(Stored records)

▽

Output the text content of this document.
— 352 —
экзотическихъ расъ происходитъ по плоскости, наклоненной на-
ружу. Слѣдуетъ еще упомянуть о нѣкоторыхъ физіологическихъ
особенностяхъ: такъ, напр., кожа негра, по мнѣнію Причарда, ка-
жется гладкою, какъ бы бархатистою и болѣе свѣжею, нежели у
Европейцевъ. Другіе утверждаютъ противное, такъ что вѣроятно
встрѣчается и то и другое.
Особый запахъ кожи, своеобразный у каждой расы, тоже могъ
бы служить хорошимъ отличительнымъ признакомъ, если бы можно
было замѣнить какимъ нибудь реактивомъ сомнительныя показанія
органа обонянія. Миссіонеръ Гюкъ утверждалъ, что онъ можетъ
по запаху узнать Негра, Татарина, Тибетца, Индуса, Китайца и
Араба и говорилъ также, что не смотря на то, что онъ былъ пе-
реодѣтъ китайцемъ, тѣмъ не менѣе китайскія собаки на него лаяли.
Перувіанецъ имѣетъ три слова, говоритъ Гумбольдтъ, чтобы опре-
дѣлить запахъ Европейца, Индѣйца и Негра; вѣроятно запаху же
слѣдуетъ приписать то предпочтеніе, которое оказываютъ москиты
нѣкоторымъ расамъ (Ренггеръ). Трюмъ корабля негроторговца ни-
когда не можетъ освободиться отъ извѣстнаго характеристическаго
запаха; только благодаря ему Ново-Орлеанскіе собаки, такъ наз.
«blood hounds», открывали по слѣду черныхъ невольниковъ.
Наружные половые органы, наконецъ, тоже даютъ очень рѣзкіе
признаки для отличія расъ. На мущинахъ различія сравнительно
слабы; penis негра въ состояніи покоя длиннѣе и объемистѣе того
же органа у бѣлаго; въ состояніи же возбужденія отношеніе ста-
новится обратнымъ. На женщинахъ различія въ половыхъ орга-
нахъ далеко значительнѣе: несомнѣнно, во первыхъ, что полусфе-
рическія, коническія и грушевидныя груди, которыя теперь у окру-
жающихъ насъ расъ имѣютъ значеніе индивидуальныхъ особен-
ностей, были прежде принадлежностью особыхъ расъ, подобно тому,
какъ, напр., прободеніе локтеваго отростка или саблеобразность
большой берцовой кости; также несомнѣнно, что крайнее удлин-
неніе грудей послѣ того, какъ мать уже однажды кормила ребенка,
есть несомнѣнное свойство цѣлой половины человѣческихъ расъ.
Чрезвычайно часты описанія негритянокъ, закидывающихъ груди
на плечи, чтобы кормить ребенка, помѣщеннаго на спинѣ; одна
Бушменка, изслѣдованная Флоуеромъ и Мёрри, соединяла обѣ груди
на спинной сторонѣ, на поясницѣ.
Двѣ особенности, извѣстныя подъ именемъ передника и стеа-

△

Quote the entire listing above exactly.

Output the text content of this document.
— 352 —
экзотическихъ расъ происходитъ по плоскости, наклоненной на-
ружу. Слѣдуетъ еще упомянуть о нѣкоторыхъ физіологическихъ
особенностяхъ: такъ, напр., кожа негра, по мнѣнію Причарда, ка-
жется гладкою, какъ бы бархатистою и болѣе свѣжею, нежели у
Европейцевъ. Другіе утверждаютъ противное, такъ что вѣроятно
встрѣчается и то и другое.
Особый запахъ кожи, своеобразный у каждой расы, тоже могъ
бы служить хорошимъ отличительнымъ признакомъ, если бы можно
было замѣнить какимъ нибудь реактивомъ сомнительныя показанія
органа обонянія. Миссіонеръ Гюкъ утверждалъ, что онъ можетъ
по запаху узнать Негра, Татарина, Тибетца, Индуса, Китайца и
Араба и говорилъ также, что не смотря на то, что онъ былъ пе-
реодѣтъ китайцемъ, тѣмъ не менѣе китайскія собаки на него лаяли.
Перувіанецъ имѣетъ три слова, говоритъ Гумбольдтъ, чтобы опре-
дѣлить запахъ Европейца, Индѣйца и Негра; вѣроятно запаху же
слѣдуетъ приписать то предпочтеніе, которое оказываютъ москиты
нѣкоторымъ расамъ (Ренггеръ). Трюмъ корабля негроторговца ни-
когда не можетъ освободиться отъ извѣстнаго характеристическаго
запаха; только благодаря ему Ново-Орлеанскіе собаки, такъ наз.
«blood hounds», открывали по слѣду черныхъ невольниковъ.
Наружные половые органы, наконецъ, тоже даютъ очень рѣзкіе
признаки для отличія расъ. На мущинахъ различія сравнительно
слабы; penis негра въ состояніи покоя длиннѣе и объемистѣе того
же органа у бѣлаго; въ состояніи же возбужденія отношеніе ста-
новится обратнымъ. На женщинахъ различія въ половыхъ орга-
нахъ далеко значительнѣе: несомнѣнно, во первыхъ, что полусфе-
рическія, коническія и грушевидныя груди, которыя теперь у окру-
жающихъ насъ расъ имѣютъ значеніе индивидуальныхъ особен-
ностей, были прежде принадлежностью особыхъ расъ, подобно тому,
какъ, напр., прободеніе локтеваго отростка или саблеобразность
большой берцовой кости; также несомнѣнно, что крайнее удлин-
неніе грудей послѣ того, какъ мать уже однажды кормила ребенка,
есть несомнѣнное свойство цѣлой половины человѣческихъ расъ.
Чрезвычайно часты описанія негритянокъ, закидывающихъ груди
на плечи, чтобы кормить ребенка, помѣщеннаго на спинѣ; одна
Бушменка, изслѣдованная Флоуеромъ и Мёрри, соединяла обѣ груди
на спинной сторонѣ, на поясницѣ.
Двѣ особенности, извѣстныя подъ именемъ передника и стеа-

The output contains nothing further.